Task to carry out:
Only a number is wanted: how many lines in the records below contain "into"?

Given records:

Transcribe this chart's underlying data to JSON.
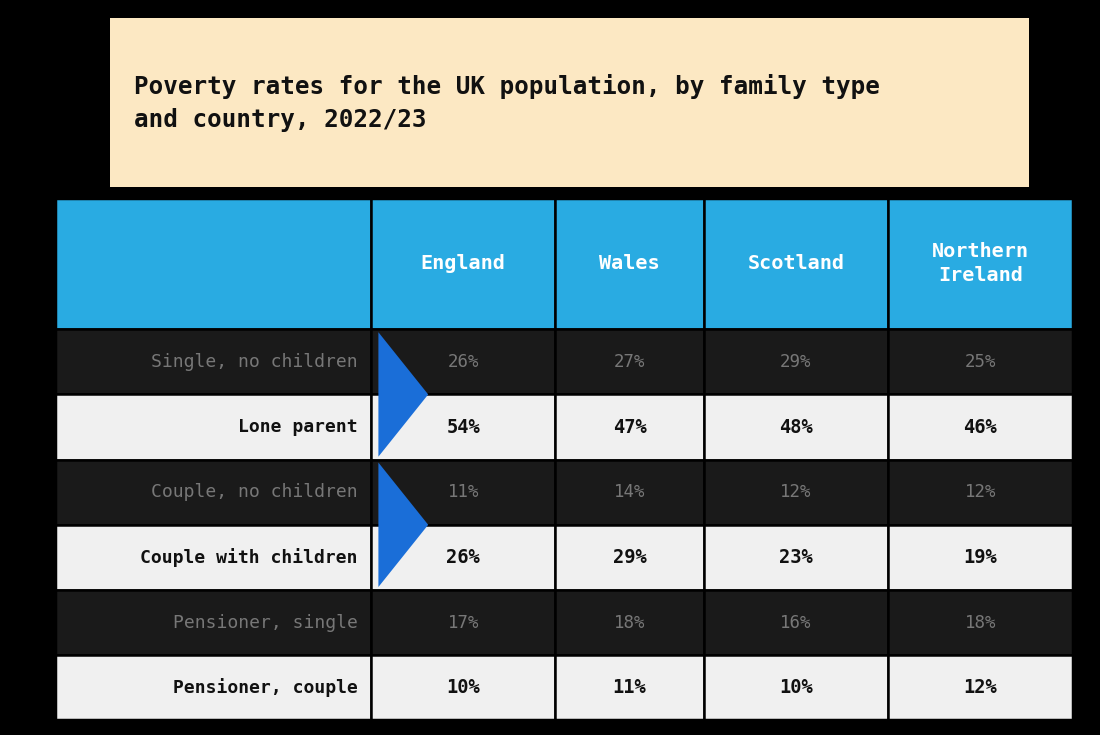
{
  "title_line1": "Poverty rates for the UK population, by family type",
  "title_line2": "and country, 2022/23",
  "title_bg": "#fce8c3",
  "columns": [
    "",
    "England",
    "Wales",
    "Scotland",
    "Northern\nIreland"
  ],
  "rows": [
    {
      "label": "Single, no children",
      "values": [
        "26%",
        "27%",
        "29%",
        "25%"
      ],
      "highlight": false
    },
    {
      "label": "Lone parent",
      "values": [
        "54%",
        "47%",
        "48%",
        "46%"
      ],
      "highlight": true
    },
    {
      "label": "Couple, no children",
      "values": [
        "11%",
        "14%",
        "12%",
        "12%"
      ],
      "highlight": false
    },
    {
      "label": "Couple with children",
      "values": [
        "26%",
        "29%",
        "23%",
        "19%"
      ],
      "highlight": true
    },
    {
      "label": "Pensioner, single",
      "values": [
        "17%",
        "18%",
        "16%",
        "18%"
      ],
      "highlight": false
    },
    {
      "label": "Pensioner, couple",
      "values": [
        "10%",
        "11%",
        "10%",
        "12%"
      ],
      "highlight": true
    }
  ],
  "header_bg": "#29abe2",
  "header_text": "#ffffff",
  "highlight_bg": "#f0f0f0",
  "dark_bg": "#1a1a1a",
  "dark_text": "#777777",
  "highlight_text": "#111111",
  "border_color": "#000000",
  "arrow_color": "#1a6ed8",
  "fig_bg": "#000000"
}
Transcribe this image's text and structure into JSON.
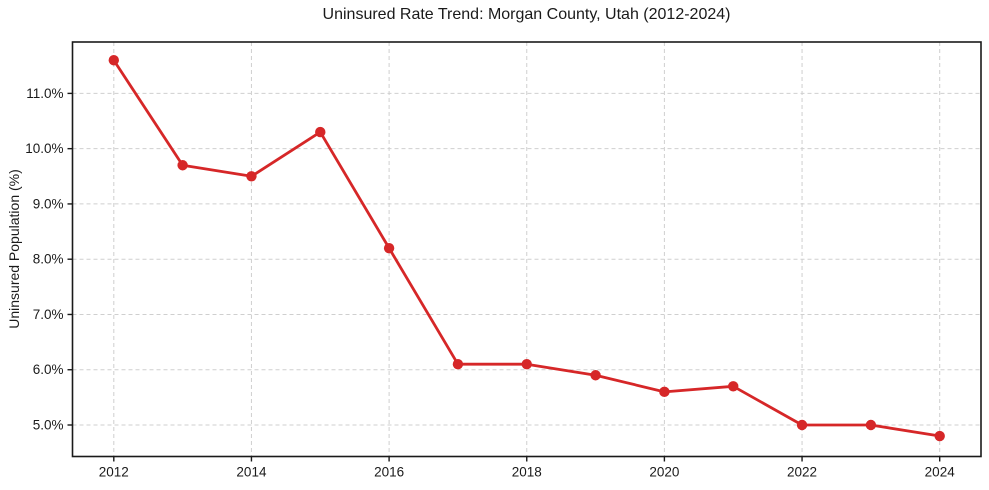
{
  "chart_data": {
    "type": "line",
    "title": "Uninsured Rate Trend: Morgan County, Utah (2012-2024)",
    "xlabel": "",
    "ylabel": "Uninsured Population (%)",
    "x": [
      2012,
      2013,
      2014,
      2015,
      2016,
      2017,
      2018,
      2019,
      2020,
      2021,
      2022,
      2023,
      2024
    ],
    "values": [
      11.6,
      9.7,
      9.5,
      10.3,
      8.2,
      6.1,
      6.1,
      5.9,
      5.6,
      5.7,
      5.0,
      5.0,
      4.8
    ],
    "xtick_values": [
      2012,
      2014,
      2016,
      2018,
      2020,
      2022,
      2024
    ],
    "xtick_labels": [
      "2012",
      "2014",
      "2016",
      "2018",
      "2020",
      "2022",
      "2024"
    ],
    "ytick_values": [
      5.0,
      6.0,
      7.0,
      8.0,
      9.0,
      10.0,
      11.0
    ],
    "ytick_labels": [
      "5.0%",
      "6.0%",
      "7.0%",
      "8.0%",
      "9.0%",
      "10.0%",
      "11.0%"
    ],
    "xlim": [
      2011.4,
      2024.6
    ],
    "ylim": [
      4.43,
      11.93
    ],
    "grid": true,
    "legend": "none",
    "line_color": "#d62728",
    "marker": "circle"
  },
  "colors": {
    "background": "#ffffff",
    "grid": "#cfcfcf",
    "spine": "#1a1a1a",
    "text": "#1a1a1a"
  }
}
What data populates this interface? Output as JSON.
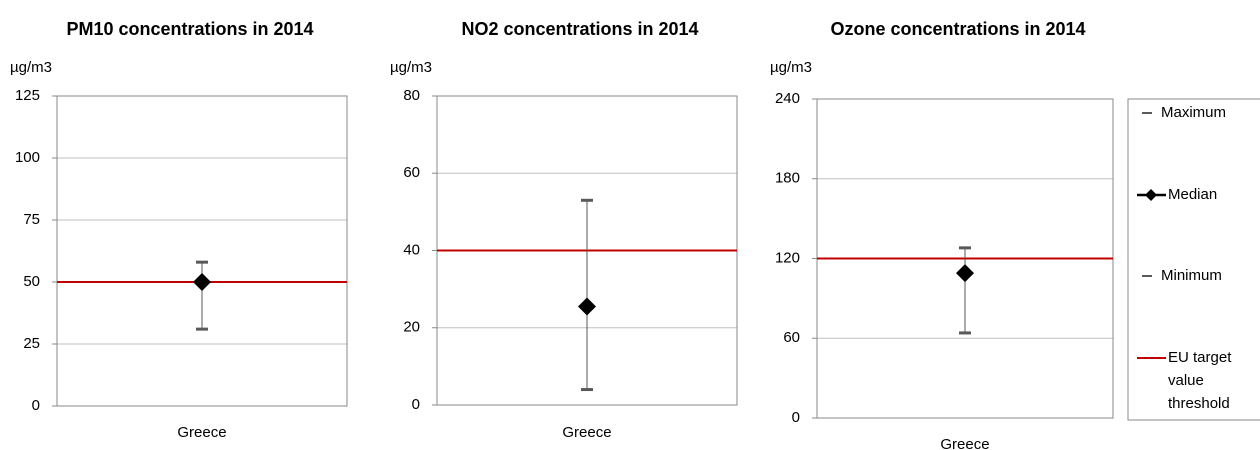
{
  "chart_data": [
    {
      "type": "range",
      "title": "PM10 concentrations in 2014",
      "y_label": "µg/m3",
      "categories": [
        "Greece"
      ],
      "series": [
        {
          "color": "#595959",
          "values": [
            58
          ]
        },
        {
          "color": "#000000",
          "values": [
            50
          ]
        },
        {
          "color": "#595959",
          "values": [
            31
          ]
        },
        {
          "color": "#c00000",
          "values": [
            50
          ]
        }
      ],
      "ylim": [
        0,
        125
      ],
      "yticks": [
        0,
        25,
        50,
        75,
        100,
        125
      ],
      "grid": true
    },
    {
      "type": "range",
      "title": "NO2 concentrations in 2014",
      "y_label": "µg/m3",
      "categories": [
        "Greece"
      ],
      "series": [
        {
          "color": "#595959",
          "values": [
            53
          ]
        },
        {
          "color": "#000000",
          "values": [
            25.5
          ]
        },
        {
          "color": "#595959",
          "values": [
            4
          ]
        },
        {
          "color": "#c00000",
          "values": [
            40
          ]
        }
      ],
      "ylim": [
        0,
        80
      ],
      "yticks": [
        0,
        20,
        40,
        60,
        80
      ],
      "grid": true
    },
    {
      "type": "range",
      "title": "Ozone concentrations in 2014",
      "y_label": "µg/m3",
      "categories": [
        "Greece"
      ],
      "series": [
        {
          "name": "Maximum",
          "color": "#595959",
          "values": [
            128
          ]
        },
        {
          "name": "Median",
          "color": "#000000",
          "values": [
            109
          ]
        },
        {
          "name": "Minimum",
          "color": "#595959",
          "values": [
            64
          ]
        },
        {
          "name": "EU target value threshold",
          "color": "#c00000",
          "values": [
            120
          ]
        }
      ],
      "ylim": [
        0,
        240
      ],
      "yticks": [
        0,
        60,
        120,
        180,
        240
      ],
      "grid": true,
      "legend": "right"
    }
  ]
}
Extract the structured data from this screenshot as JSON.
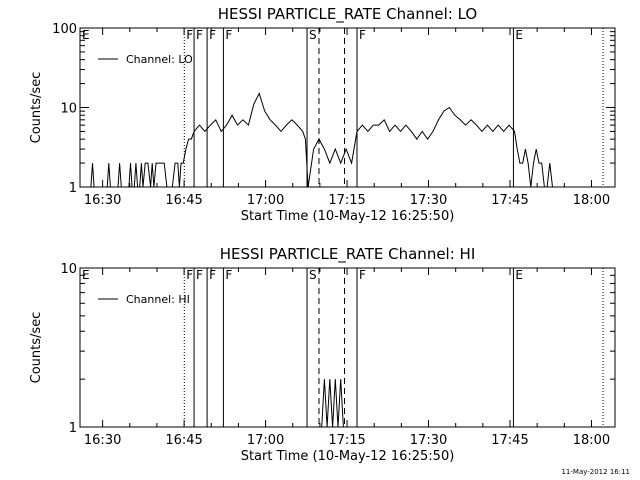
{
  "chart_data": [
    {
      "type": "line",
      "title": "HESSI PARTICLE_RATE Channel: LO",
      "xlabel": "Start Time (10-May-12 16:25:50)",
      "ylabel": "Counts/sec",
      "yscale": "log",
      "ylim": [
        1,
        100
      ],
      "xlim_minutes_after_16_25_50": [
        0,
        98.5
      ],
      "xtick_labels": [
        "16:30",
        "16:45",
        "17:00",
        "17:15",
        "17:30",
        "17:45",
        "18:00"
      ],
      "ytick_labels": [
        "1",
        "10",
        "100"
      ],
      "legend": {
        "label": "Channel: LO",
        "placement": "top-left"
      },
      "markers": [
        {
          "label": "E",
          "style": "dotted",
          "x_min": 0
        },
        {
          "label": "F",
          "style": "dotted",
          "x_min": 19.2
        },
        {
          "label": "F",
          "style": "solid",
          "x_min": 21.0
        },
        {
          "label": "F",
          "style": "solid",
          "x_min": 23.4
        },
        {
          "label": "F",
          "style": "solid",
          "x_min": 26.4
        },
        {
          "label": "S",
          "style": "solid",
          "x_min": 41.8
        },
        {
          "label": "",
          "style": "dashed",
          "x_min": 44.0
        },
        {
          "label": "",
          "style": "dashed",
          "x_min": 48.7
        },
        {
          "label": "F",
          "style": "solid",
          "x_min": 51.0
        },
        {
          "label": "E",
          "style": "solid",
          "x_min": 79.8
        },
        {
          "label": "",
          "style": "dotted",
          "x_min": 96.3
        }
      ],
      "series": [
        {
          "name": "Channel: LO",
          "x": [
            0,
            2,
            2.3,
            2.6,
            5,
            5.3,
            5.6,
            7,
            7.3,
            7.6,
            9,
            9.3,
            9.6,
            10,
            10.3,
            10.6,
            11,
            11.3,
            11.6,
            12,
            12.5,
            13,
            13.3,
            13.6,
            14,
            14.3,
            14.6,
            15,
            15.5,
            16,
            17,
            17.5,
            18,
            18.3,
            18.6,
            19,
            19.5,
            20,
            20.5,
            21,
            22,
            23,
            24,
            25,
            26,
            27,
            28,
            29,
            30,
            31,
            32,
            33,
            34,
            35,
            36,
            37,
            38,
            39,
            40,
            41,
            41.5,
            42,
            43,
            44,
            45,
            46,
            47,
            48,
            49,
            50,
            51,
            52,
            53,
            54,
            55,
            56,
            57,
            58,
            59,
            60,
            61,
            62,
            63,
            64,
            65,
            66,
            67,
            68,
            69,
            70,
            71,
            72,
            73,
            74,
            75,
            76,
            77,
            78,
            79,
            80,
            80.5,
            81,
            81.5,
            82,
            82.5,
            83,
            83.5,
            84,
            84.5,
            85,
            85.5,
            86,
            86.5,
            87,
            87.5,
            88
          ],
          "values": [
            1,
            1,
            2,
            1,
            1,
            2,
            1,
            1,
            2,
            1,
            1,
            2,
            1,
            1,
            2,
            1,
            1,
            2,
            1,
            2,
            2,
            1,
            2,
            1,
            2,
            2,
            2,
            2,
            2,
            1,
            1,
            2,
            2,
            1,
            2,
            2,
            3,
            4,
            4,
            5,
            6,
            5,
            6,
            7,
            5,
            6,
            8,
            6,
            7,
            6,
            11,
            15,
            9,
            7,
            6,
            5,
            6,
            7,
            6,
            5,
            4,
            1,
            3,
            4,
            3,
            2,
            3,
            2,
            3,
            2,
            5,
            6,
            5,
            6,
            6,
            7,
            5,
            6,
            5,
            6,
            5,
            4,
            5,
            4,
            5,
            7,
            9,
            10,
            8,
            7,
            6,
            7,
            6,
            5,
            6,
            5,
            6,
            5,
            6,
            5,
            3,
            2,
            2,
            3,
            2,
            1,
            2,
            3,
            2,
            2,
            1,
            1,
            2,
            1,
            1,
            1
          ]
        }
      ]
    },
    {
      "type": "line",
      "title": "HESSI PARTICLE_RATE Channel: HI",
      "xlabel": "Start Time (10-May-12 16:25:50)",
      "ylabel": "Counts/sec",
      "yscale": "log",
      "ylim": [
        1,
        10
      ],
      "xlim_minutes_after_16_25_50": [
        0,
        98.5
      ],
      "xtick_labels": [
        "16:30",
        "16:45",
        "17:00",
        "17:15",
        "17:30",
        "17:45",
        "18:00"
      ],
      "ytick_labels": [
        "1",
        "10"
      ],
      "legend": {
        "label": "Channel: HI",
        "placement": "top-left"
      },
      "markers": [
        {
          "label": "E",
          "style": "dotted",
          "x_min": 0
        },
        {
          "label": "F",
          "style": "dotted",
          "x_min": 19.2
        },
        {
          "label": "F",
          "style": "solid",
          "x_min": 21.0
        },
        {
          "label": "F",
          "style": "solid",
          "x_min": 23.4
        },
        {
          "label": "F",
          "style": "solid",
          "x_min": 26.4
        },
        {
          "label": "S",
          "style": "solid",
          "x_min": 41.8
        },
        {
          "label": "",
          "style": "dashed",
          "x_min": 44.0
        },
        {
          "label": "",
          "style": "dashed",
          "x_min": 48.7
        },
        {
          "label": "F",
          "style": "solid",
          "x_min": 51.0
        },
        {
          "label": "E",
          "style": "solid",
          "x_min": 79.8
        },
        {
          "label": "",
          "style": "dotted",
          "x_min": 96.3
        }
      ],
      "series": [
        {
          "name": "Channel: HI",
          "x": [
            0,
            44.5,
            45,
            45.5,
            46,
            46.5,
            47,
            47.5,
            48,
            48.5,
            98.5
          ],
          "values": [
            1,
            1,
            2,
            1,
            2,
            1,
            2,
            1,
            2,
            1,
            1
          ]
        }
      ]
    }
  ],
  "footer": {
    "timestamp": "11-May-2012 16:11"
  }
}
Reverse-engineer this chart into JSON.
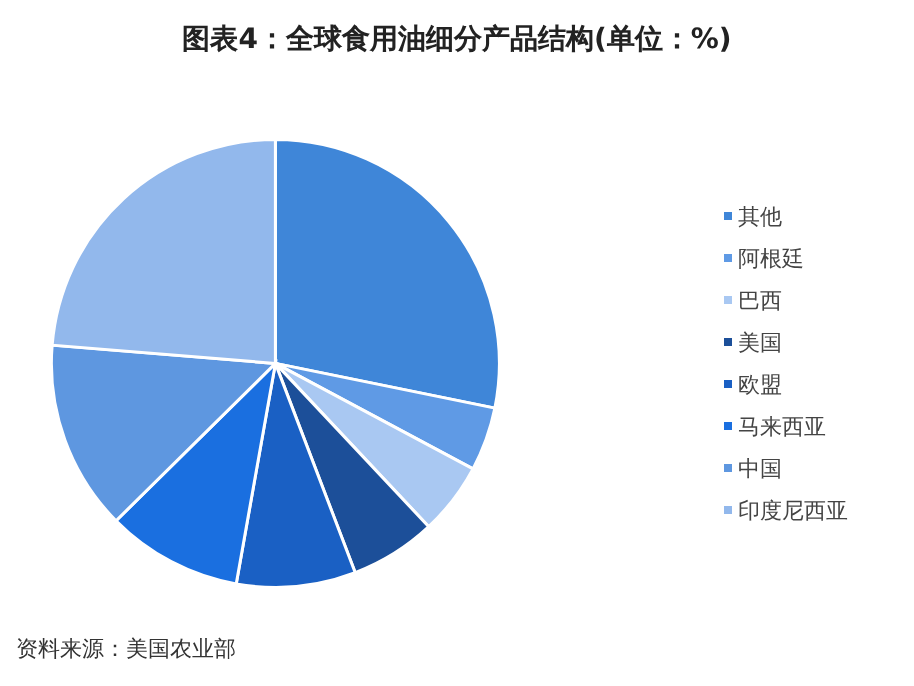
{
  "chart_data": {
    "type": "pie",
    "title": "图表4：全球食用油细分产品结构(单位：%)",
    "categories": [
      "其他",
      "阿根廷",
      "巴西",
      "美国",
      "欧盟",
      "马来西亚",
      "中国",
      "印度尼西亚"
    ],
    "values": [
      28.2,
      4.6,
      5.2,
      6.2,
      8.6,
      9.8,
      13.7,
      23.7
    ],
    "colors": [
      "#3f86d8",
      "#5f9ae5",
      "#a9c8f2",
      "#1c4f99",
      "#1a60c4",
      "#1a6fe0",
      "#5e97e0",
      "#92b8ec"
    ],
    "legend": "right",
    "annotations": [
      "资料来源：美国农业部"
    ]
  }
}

Completed task:
2